Which lines below hold the word "xlabel"? Report each one.

● Given entries
● ● ●

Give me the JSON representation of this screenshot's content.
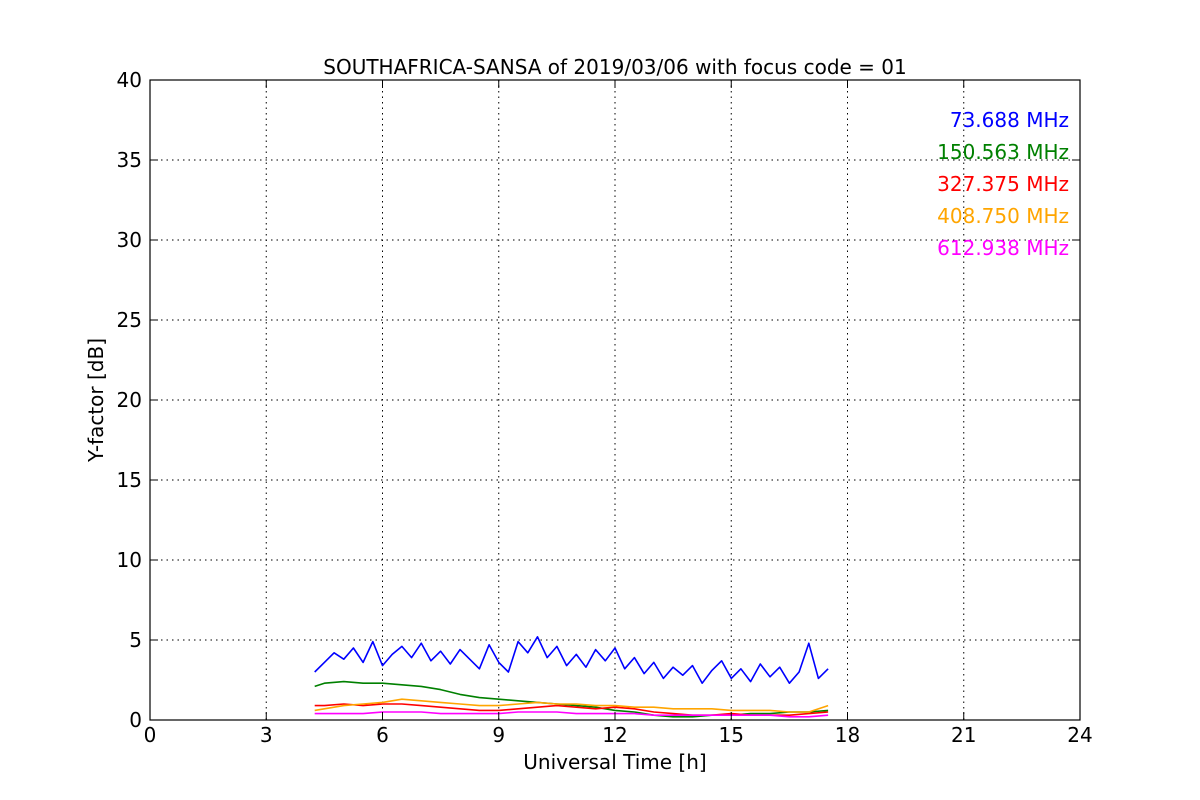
{
  "chart_data": {
    "type": "line",
    "title": "SOUTHAFRICA-SANSA of 2019/03/06 with focus code = 01",
    "xlabel": "Universal Time [h]",
    "ylabel": "Y-factor [dB]",
    "xlim": [
      0,
      24
    ],
    "ylim": [
      0,
      40
    ],
    "xticks": [
      0,
      3,
      6,
      9,
      12,
      15,
      18,
      21,
      24
    ],
    "yticks": [
      0,
      5,
      10,
      15,
      20,
      25,
      30,
      35,
      40
    ],
    "xtick_labels": [
      "0",
      "3",
      "6",
      "9",
      "12",
      "15",
      "18",
      "21",
      "24"
    ],
    "ytick_labels": [
      "0",
      "5",
      "10",
      "15",
      "20",
      "25",
      "30",
      "35",
      "40"
    ],
    "grid": true,
    "legend_position": "top-right",
    "series": [
      {
        "name": "73.688 MHz",
        "color": "#0000ff",
        "x": [
          4.25,
          4.5,
          4.75,
          5.0,
          5.25,
          5.5,
          5.75,
          6.0,
          6.25,
          6.5,
          6.75,
          7.0,
          7.25,
          7.5,
          7.75,
          8.0,
          8.25,
          8.5,
          8.75,
          9.0,
          9.25,
          9.5,
          9.75,
          10.0,
          10.25,
          10.5,
          10.75,
          11.0,
          11.25,
          11.5,
          11.75,
          12.0,
          12.25,
          12.5,
          12.75,
          13.0,
          13.25,
          13.5,
          13.75,
          14.0,
          14.25,
          14.5,
          14.75,
          15.0,
          15.25,
          15.5,
          15.75,
          16.0,
          16.25,
          16.5,
          16.75,
          17.0,
          17.25,
          17.5
        ],
        "values": [
          3.0,
          3.6,
          4.2,
          3.8,
          4.5,
          3.6,
          4.9,
          3.4,
          4.1,
          4.6,
          3.9,
          4.8,
          3.7,
          4.3,
          3.5,
          4.4,
          3.8,
          3.2,
          4.7,
          3.6,
          3.0,
          4.9,
          4.2,
          5.2,
          3.9,
          4.6,
          3.4,
          4.1,
          3.3,
          4.4,
          3.7,
          4.5,
          3.2,
          3.9,
          2.9,
          3.6,
          2.6,
          3.3,
          2.8,
          3.4,
          2.3,
          3.1,
          3.7,
          2.6,
          3.2,
          2.4,
          3.5,
          2.7,
          3.3,
          2.3,
          3.0,
          4.8,
          2.6,
          3.2
        ]
      },
      {
        "name": "150.563 MHz",
        "color": "#008000",
        "x": [
          4.25,
          4.5,
          5.0,
          5.5,
          6.0,
          6.5,
          7.0,
          7.5,
          8.0,
          8.5,
          9.0,
          9.5,
          10.0,
          10.5,
          11.0,
          11.5,
          12.0,
          12.5,
          13.0,
          13.5,
          14.0,
          14.5,
          15.0,
          15.5,
          16.0,
          16.5,
          17.0,
          17.5
        ],
        "values": [
          2.1,
          2.3,
          2.4,
          2.3,
          2.3,
          2.2,
          2.1,
          1.9,
          1.6,
          1.4,
          1.3,
          1.2,
          1.1,
          1.0,
          0.9,
          0.8,
          0.6,
          0.5,
          0.3,
          0.2,
          0.2,
          0.3,
          0.3,
          0.4,
          0.4,
          0.5,
          0.5,
          0.6
        ]
      },
      {
        "name": "327.375 MHz",
        "color": "#ff0000",
        "x": [
          4.25,
          4.5,
          5.0,
          5.5,
          6.0,
          6.5,
          7.0,
          7.5,
          8.0,
          8.5,
          9.0,
          9.5,
          10.0,
          10.5,
          11.0,
          11.5,
          12.0,
          12.5,
          13.0,
          13.5,
          14.0,
          14.5,
          15.0,
          15.5,
          16.0,
          16.5,
          17.0,
          17.5
        ],
        "values": [
          0.9,
          0.9,
          1.0,
          0.9,
          1.0,
          1.0,
          0.9,
          0.8,
          0.7,
          0.6,
          0.6,
          0.7,
          0.8,
          0.9,
          0.8,
          0.7,
          0.8,
          0.7,
          0.5,
          0.4,
          0.3,
          0.3,
          0.4,
          0.3,
          0.3,
          0.3,
          0.4,
          0.5
        ]
      },
      {
        "name": "408.750 MHz",
        "color": "#ffa500",
        "x": [
          4.25,
          4.5,
          5.0,
          5.5,
          6.0,
          6.5,
          7.0,
          7.5,
          8.0,
          8.5,
          9.0,
          9.5,
          10.0,
          10.5,
          11.0,
          11.5,
          12.0,
          12.5,
          13.0,
          13.5,
          14.0,
          14.5,
          15.0,
          15.5,
          16.0,
          16.5,
          17.0,
          17.5
        ],
        "values": [
          0.6,
          0.7,
          0.9,
          1.0,
          1.1,
          1.3,
          1.2,
          1.1,
          1.0,
          0.9,
          0.9,
          1.0,
          1.1,
          1.0,
          1.0,
          0.9,
          0.9,
          0.8,
          0.8,
          0.7,
          0.7,
          0.7,
          0.6,
          0.6,
          0.6,
          0.5,
          0.5,
          0.9
        ]
      },
      {
        "name": "612.938 MHz",
        "color": "#ff00ff",
        "x": [
          4.25,
          4.5,
          5.0,
          5.5,
          6.0,
          6.5,
          7.0,
          7.5,
          8.0,
          8.5,
          9.0,
          9.5,
          10.0,
          10.5,
          11.0,
          11.5,
          12.0,
          12.5,
          13.0,
          13.5,
          14.0,
          14.5,
          15.0,
          15.5,
          16.0,
          16.5,
          17.0,
          17.5
        ],
        "values": [
          0.4,
          0.4,
          0.4,
          0.4,
          0.5,
          0.5,
          0.5,
          0.4,
          0.4,
          0.4,
          0.4,
          0.5,
          0.5,
          0.5,
          0.4,
          0.4,
          0.4,
          0.4,
          0.3,
          0.3,
          0.3,
          0.3,
          0.3,
          0.3,
          0.3,
          0.2,
          0.2,
          0.3
        ]
      }
    ]
  }
}
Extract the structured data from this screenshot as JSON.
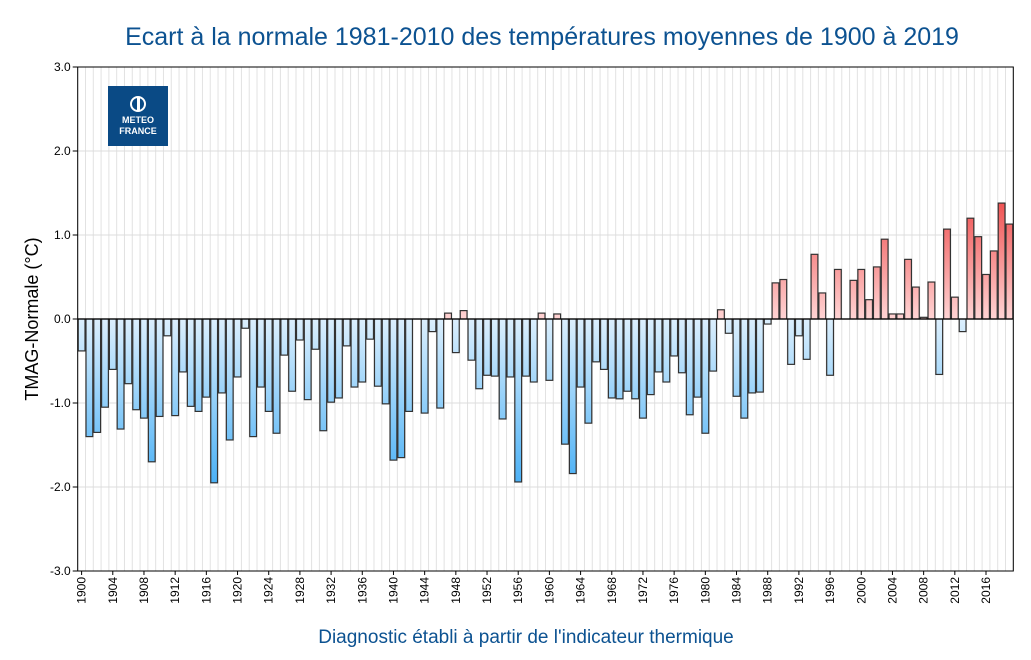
{
  "chart_data": {
    "type": "bar",
    "title": "Ecart à la normale 1981-2010 des températures moyennes de 1900 à 2019",
    "xlabel": "Diagnostic établi à partir de l'indicateur thermique",
    "ylabel": "TMAG-Normale (°C)",
    "ylim": [
      -3.0,
      3.0
    ],
    "yticks": [
      "3.0",
      "2.0",
      "1.0",
      "0.0",
      "-1.0",
      "-2.0",
      "-3.0"
    ],
    "grid": true,
    "x_start": 1900,
    "x_end": 2019,
    "xtick_step": 4,
    "colors": {
      "negative_light": "#dceffd",
      "negative_dark": "#45aef5",
      "positive_light": "#ffd4d4",
      "positive_dark": "#f05454",
      "title": "#0c5291"
    },
    "values": [
      -0.38,
      -1.4,
      -1.35,
      -1.05,
      -0.6,
      -1.31,
      -0.77,
      -1.08,
      -1.18,
      -1.7,
      -1.16,
      -0.2,
      -1.15,
      -0.63,
      -1.04,
      -1.1,
      -0.93,
      -1.95,
      -0.88,
      -1.44,
      -0.69,
      -0.11,
      -1.4,
      -0.81,
      -1.1,
      -1.36,
      -0.43,
      -0.86,
      -0.25,
      -0.96,
      -0.36,
      -1.33,
      -0.99,
      -0.94,
      -0.32,
      -0.81,
      -0.75,
      -0.24,
      -0.8,
      -1.01,
      -1.68,
      -1.65,
      -1.1,
      0.0,
      -1.12,
      -0.15,
      -1.06,
      0.07,
      -0.4,
      0.1,
      -0.49,
      -0.83,
      -0.67,
      -0.68,
      -1.19,
      -0.69,
      -1.94,
      -0.68,
      -0.75,
      0.07,
      -0.73,
      0.06,
      -1.49,
      -1.84,
      -0.81,
      -1.24,
      -0.51,
      -0.6,
      -0.94,
      -0.95,
      -0.86,
      -0.95,
      -1.18,
      -0.9,
      -0.63,
      -0.75,
      -0.44,
      -0.64,
      -1.14,
      -0.93,
      -1.36,
      -0.62,
      0.11,
      -0.17,
      -0.92,
      -1.18,
      -0.88,
      -0.87,
      -0.06,
      0.43,
      0.47,
      -0.54,
      -0.2,
      -0.48,
      0.77,
      0.31,
      -0.67,
      0.59,
      0.0,
      0.46,
      0.59,
      0.23,
      0.62,
      0.95,
      0.06,
      0.06,
      0.71,
      0.38,
      0.02,
      0.44,
      -0.66,
      1.07,
      0.26,
      -0.15,
      1.2,
      0.98,
      0.53,
      0.81,
      1.38,
      1.13
    ]
  },
  "logo": {
    "line1": "METEO",
    "line2": "FRANCE",
    "color": "#0a4a85"
  }
}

● ● ●

● Response
    "xlabel": "Universal Time [h]",
    "xlabel": "Diagnostic établi à partir de l'indicateur thermique",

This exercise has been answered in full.